THE EXERCISE: All of the data should be repeated exactly; pictures are not part of the copy.

** Begin DATA SUPPLIED **

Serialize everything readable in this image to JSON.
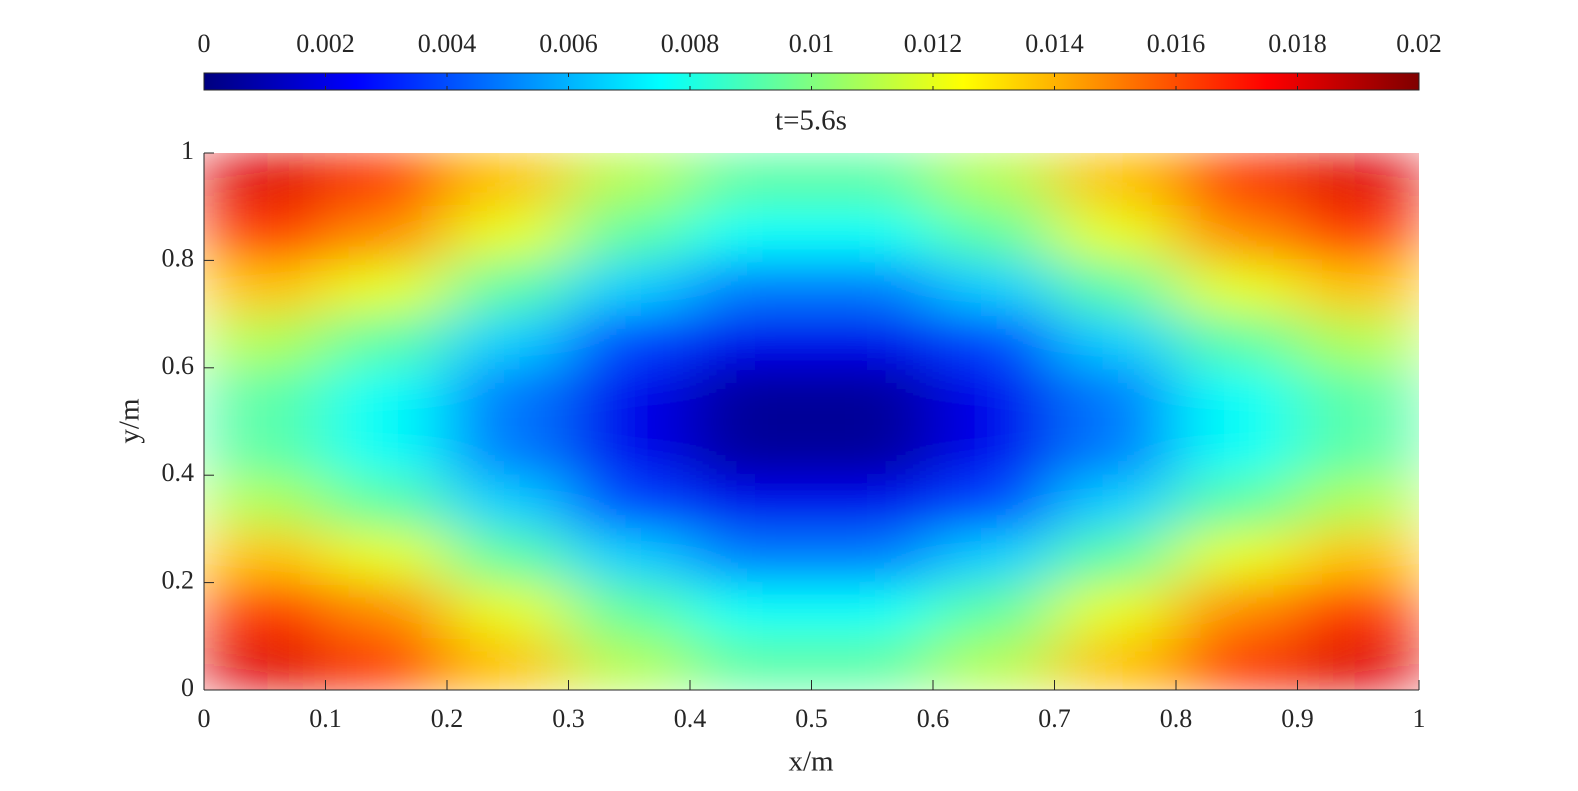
{
  "chart_data": {
    "type": "heatmap",
    "title": "t=5.6s",
    "x_label": "x/m",
    "y_label": "y/m",
    "x": [
      0.05,
      0.15,
      0.25,
      0.35,
      0.45,
      0.55,
      0.65,
      0.75,
      0.85,
      0.95
    ],
    "y": [
      0.05,
      0.15,
      0.25,
      0.35,
      0.45,
      0.55,
      0.65,
      0.75,
      0.85,
      0.95
    ],
    "z": [
      [
        0.01814,
        0.01645,
        0.01372,
        0.01099,
        0.0093,
        0.0093,
        0.01099,
        0.01372,
        0.01645,
        0.01814
      ],
      [
        0.01645,
        0.01476,
        0.01203,
        0.0093,
        0.00761,
        0.00761,
        0.0093,
        0.01203,
        0.01476,
        0.01645
      ],
      [
        0.01372,
        0.01203,
        0.0093,
        0.00657,
        0.00488,
        0.00488,
        0.00657,
        0.0093,
        0.01203,
        0.01372
      ],
      [
        0.01099,
        0.0093,
        0.00657,
        0.00384,
        0.00215,
        0.00215,
        0.00384,
        0.00657,
        0.0093,
        0.01099
      ],
      [
        0.0093,
        0.00761,
        0.00488,
        0.00215,
        0.00046,
        0.00046,
        0.00215,
        0.00488,
        0.00761,
        0.0093
      ],
      [
        0.0093,
        0.00761,
        0.00488,
        0.00215,
        0.00046,
        0.00046,
        0.00215,
        0.00488,
        0.00761,
        0.0093
      ],
      [
        0.01099,
        0.0093,
        0.00657,
        0.00384,
        0.00215,
        0.00215,
        0.00384,
        0.00657,
        0.0093,
        0.01099
      ],
      [
        0.01372,
        0.01203,
        0.0093,
        0.00657,
        0.00488,
        0.00488,
        0.00657,
        0.0093,
        0.01203,
        0.01372
      ],
      [
        0.01645,
        0.01476,
        0.01203,
        0.0093,
        0.00761,
        0.00761,
        0.0093,
        0.01203,
        0.01476,
        0.01645
      ],
      [
        0.01814,
        0.01645,
        0.01372,
        0.01099,
        0.0093,
        0.0093,
        0.01099,
        0.01372,
        0.01645,
        0.01814
      ]
    ],
    "colormap": [
      "#00007f",
      "#0000ff",
      "#0080ff",
      "#00ffff",
      "#80ff80",
      "#ffff00",
      "#ff8000",
      "#ff0000",
      "#7f0000"
    ],
    "clim": [
      0,
      0.02
    ],
    "cticks": [
      0,
      0.002,
      0.004,
      0.006,
      0.008,
      0.01,
      0.012,
      0.014,
      0.016,
      0.018,
      0.02
    ],
    "xlim": [
      0,
      1
    ],
    "xticks": [
      0,
      0.1,
      0.2,
      0.3,
      0.4,
      0.5,
      0.6,
      0.7,
      0.8,
      0.9,
      1
    ],
    "ylim": [
      0,
      1
    ],
    "yticks": [
      0,
      0.2,
      0.4,
      0.6,
      0.8,
      1
    ]
  }
}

** End DATA SUPPLIED **

TASK ANSWER:
Serialize everything readable in this image to JSON.
{
  "chart_data": {
    "type": "heatmap",
    "title": "t=5.6s",
    "x_label": "x/m",
    "y_label": "y/m",
    "x": [
      0.05,
      0.15,
      0.25,
      0.35,
      0.45,
      0.55,
      0.65,
      0.75,
      0.85,
      0.95
    ],
    "y": [
      0.05,
      0.15,
      0.25,
      0.35,
      0.45,
      0.55,
      0.65,
      0.75,
      0.85,
      0.95
    ],
    "z": [
      [
        0.01814,
        0.01645,
        0.01372,
        0.01099,
        0.0093,
        0.0093,
        0.01099,
        0.01372,
        0.01645,
        0.01814
      ],
      [
        0.01645,
        0.01476,
        0.01203,
        0.0093,
        0.00761,
        0.00761,
        0.0093,
        0.01203,
        0.01476,
        0.01645
      ],
      [
        0.01372,
        0.01203,
        0.0093,
        0.00657,
        0.00488,
        0.00488,
        0.00657,
        0.0093,
        0.01203,
        0.01372
      ],
      [
        0.01099,
        0.0093,
        0.00657,
        0.00384,
        0.00215,
        0.00215,
        0.00384,
        0.00657,
        0.0093,
        0.01099
      ],
      [
        0.0093,
        0.00761,
        0.00488,
        0.00215,
        0.00046,
        0.00046,
        0.00215,
        0.00488,
        0.00761,
        0.0093
      ],
      [
        0.0093,
        0.00761,
        0.00488,
        0.00215,
        0.00046,
        0.00046,
        0.00215,
        0.00488,
        0.00761,
        0.0093
      ],
      [
        0.01099,
        0.0093,
        0.00657,
        0.00384,
        0.00215,
        0.00215,
        0.00384,
        0.00657,
        0.0093,
        0.01099
      ],
      [
        0.01372,
        0.01203,
        0.0093,
        0.00657,
        0.00488,
        0.00488,
        0.00657,
        0.0093,
        0.01203,
        0.01372
      ],
      [
        0.01645,
        0.01476,
        0.01203,
        0.0093,
        0.00761,
        0.00761,
        0.0093,
        0.01203,
        0.01476,
        0.01645
      ],
      [
        0.01814,
        0.01645,
        0.01372,
        0.01099,
        0.0093,
        0.0093,
        0.01099,
        0.01372,
        0.01645,
        0.01814
      ]
    ],
    "colormap": [
      "#00007f",
      "#0000ff",
      "#0080ff",
      "#00ffff",
      "#80ff80",
      "#ffff00",
      "#ff8000",
      "#ff0000",
      "#7f0000"
    ],
    "clim": [
      0,
      0.02
    ],
    "cticks": [
      0,
      0.002,
      0.004,
      0.006,
      0.008,
      0.01,
      0.012,
      0.014,
      0.016,
      0.018,
      0.02
    ],
    "xlim": [
      0,
      1
    ],
    "xticks": [
      0,
      0.1,
      0.2,
      0.3,
      0.4,
      0.5,
      0.6,
      0.7,
      0.8,
      0.9,
      1
    ],
    "ylim": [
      0,
      1
    ],
    "yticks": [
      0,
      0.2,
      0.4,
      0.6,
      0.8,
      1
    ]
  }
}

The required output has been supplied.